The problem:
Among the entries, which lines carry the string "variant"? Copy each of them.

Data for processing:
==================================================
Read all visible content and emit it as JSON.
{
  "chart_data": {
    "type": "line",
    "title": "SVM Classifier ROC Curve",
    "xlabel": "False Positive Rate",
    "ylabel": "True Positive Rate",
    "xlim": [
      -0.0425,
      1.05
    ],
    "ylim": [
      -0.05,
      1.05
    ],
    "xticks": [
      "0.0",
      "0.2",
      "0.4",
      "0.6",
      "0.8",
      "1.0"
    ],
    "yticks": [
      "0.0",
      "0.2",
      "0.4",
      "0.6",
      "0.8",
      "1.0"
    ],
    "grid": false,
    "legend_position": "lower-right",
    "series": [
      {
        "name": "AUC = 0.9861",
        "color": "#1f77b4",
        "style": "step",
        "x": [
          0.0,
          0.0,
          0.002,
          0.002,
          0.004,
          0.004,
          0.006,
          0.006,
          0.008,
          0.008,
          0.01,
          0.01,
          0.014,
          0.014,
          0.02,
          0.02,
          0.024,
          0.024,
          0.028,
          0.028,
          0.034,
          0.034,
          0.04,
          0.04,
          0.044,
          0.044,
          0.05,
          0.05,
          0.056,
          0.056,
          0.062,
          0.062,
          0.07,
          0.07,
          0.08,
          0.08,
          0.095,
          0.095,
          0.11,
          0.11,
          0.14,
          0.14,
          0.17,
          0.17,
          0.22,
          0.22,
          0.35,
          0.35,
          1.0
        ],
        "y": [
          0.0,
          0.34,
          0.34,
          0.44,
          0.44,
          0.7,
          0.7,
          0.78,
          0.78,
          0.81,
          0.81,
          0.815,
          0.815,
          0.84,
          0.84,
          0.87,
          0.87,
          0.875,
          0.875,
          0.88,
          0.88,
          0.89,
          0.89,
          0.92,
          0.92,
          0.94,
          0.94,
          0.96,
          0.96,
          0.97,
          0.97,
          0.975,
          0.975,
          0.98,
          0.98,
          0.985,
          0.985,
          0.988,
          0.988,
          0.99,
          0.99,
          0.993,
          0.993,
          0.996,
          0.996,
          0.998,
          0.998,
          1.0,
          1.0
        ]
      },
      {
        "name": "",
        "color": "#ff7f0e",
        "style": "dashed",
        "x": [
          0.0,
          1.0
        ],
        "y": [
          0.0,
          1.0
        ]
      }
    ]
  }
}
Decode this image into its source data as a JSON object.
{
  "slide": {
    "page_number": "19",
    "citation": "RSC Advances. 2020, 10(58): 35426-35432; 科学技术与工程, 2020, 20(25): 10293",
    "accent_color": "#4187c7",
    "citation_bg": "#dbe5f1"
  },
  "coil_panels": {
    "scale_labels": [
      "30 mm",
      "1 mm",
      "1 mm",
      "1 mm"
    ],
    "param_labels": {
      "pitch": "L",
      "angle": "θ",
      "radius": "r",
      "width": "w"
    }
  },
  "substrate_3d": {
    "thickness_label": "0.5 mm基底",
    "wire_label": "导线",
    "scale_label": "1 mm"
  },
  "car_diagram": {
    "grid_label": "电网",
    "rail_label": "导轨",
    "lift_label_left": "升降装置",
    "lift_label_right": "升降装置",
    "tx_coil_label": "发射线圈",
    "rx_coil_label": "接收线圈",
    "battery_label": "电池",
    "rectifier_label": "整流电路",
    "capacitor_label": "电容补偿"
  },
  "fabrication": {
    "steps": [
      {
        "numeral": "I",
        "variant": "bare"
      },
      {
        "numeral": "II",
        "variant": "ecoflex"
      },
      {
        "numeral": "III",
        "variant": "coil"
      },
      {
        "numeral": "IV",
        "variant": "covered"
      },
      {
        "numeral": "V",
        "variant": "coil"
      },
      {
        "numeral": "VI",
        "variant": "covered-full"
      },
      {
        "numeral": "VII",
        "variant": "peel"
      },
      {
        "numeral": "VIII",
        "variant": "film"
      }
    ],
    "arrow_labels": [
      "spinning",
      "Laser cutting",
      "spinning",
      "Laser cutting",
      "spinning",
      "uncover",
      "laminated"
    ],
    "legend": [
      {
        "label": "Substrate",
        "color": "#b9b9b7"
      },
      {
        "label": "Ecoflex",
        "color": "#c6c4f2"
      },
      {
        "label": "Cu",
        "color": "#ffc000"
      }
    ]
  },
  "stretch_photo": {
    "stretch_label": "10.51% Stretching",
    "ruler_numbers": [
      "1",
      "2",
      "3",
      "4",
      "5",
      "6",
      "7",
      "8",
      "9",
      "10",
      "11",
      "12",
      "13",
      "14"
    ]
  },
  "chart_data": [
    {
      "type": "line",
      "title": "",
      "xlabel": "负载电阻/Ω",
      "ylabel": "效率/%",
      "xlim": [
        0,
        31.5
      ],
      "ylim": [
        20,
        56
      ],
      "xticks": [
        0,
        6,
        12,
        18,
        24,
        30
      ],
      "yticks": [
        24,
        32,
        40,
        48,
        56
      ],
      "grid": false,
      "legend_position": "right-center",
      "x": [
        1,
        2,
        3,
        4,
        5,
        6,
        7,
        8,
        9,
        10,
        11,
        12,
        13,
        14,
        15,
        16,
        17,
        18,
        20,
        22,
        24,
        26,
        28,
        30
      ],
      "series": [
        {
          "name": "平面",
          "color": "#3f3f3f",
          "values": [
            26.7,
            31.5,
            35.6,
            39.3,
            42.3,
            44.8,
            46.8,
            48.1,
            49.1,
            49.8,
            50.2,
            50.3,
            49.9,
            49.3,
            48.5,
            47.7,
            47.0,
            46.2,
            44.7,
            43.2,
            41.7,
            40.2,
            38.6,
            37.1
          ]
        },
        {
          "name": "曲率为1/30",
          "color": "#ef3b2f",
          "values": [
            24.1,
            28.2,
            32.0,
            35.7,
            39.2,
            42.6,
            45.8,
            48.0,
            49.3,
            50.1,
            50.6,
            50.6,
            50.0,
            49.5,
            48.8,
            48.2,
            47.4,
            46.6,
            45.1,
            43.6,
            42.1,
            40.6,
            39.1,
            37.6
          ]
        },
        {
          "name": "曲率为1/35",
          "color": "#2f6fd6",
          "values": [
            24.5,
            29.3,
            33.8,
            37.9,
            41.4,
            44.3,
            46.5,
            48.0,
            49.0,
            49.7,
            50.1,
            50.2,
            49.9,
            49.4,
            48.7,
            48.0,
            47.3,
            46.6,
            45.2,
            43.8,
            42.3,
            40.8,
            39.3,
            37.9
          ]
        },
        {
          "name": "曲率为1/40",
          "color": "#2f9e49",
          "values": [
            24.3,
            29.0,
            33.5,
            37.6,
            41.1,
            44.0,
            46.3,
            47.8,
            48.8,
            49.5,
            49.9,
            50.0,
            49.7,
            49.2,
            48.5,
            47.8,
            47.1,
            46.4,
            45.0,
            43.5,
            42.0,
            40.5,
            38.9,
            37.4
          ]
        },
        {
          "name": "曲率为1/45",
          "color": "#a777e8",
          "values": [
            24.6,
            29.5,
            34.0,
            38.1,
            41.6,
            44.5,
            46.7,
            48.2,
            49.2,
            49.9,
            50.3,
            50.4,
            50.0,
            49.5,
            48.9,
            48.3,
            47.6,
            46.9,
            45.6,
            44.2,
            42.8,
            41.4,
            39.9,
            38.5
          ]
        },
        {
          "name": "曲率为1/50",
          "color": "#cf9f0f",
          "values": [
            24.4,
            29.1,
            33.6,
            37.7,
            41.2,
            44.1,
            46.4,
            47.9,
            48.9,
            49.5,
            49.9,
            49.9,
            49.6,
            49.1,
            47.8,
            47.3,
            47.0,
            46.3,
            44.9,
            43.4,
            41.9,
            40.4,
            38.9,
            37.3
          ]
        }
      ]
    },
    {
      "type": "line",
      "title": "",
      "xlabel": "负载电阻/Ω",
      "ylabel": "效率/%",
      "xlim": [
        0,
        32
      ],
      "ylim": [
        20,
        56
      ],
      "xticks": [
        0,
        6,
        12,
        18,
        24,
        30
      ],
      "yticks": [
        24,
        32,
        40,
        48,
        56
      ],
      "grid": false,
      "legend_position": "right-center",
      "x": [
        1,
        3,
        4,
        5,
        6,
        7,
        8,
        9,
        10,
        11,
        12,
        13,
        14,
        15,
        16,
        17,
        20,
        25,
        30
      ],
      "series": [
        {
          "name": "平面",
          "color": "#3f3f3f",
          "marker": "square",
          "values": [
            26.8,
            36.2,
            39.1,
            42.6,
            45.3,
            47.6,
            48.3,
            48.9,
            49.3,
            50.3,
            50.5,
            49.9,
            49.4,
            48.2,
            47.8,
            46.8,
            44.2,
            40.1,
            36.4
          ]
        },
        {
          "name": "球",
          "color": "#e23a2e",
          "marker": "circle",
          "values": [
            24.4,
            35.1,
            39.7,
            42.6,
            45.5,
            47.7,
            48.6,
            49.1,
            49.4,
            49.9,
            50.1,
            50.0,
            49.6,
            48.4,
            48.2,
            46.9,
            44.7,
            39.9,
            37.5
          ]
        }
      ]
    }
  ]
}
==================================================
Exercise answer:
        "variant": "bare"
        "variant": "ecoflex"
        "variant": "coil"
        "variant": "covered"
        "variant": "coil"
        "variant": "covered-full"
        "variant": "peel"
        "variant": "film"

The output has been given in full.